What you are asked to do
Copy everything in the data below exactly except the pictures.

Stored records

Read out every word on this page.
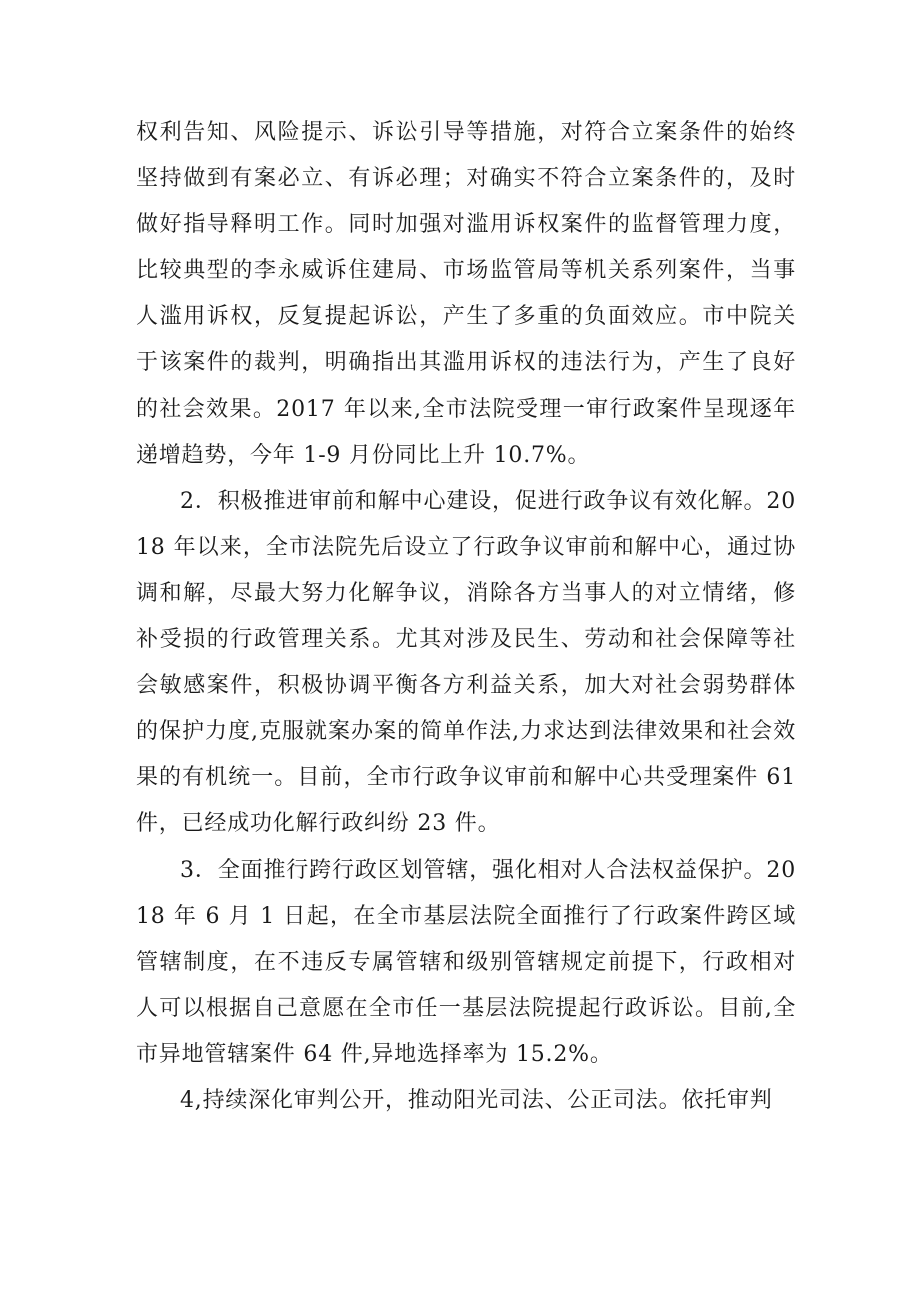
权利告知、风险提示、诉讼引导等措施，对符合立案条件的始终坚持做到有案必立、有诉必理；对确实不符合立案条件的，及时做好指导释明工作。同时加强对滥用诉权案件的监督管理力度，比较典型的李永威诉住建局、市场监管局等机关系列案件，当事人滥用诉权，反复提起诉讼，产生了多重的负面效应。市中院关于该案件的裁判，明确指出其滥用诉权的违法行为，产生了良好的社会效果。2017 年以来,全市法院受理一审行政案件呈现逐年递增趋势，今年 1-9 月份同比上升 10.7%。

2．积极推进审前和解中心建设，促进行政争议有效化解。2018 年以来，全市法院先后设立了行政争议审前和解中心，通过协调和解，尽最大努力化解争议，消除各方当事人的对立情绪，修补受损的行政管理关系。尤其对涉及民生、劳动和社会保障等社会敏感案件，积极协调平衡各方利益关系，加大对社会弱势群体的保护力度,克服就案办案的简单作法,力求达到法律效果和社会效果的有机统一。目前，全市行政争议审前和解中心共受理案件 61 件，已经成功化解行政纠纷 23 件。

3．全面推行跨行政区划管辖，强化相对人合法权益保护。2018 年 6 月 1 日起，在全市基层法院全面推行了行政案件跨区域管辖制度，在不违反专属管辖和级别管辖规定前提下，行政相对人可以根据自己意愿在全市任一基层法院提起行政诉讼。目前,全市异地管辖案件 64 件,异地选择率为 15.2%。

4,持续深化审判公开，推动阳光司法、公正司法。依托审判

Answer
Read out every word on this page.
权利告知、风险提示、诉讼引导等措施，对符合立案条件的始终坚持做到有案必立、有诉必理；对确实不符合立案条件的，及时做好指导释明工作。同时加强对滥用诉权案件的监督管理力度，比较典型的李永威诉住建局、市场监管局等机关系列案件，当事人滥用诉权，反复提起诉讼，产生了多重的负面效应。市中院关于该案件的裁判，明确指出其滥用诉权的违法行为，产生了良好的社会效果。2017 年以来,全市法院受理一审行政案件呈现逐年递增趋势，今年 1-9 月份同比上升 10.7%。

2．积极推进审前和解中心建设，促进行政争议有效化解。2018 年以来，全市法院先后设立了行政争议审前和解中心，通过协调和解，尽最大努力化解争议，消除各方当事人的对立情绪，修补受损的行政管理关系。尤其对涉及民生、劳动和社会保障等社会敏感案件，积极协调平衡各方利益关系，加大对社会弱势群体的保护力度,克服就案办案的简单作法,力求达到法律效果和社会效果的有机统一。目前，全市行政争议审前和解中心共受理案件 61 件，已经成功化解行政纠纷 23 件。

3．全面推行跨行政区划管辖，强化相对人合法权益保护。2018 年 6 月 1 日起，在全市基层法院全面推行了行政案件跨区域管辖制度，在不违反专属管辖和级别管辖规定前提下，行政相对人可以根据自己意愿在全市任一基层法院提起行政诉讼。目前,全市异地管辖案件 64 件,异地选择率为 15.2%。

4,持续深化审判公开，推动阳光司法、公正司法。依托审判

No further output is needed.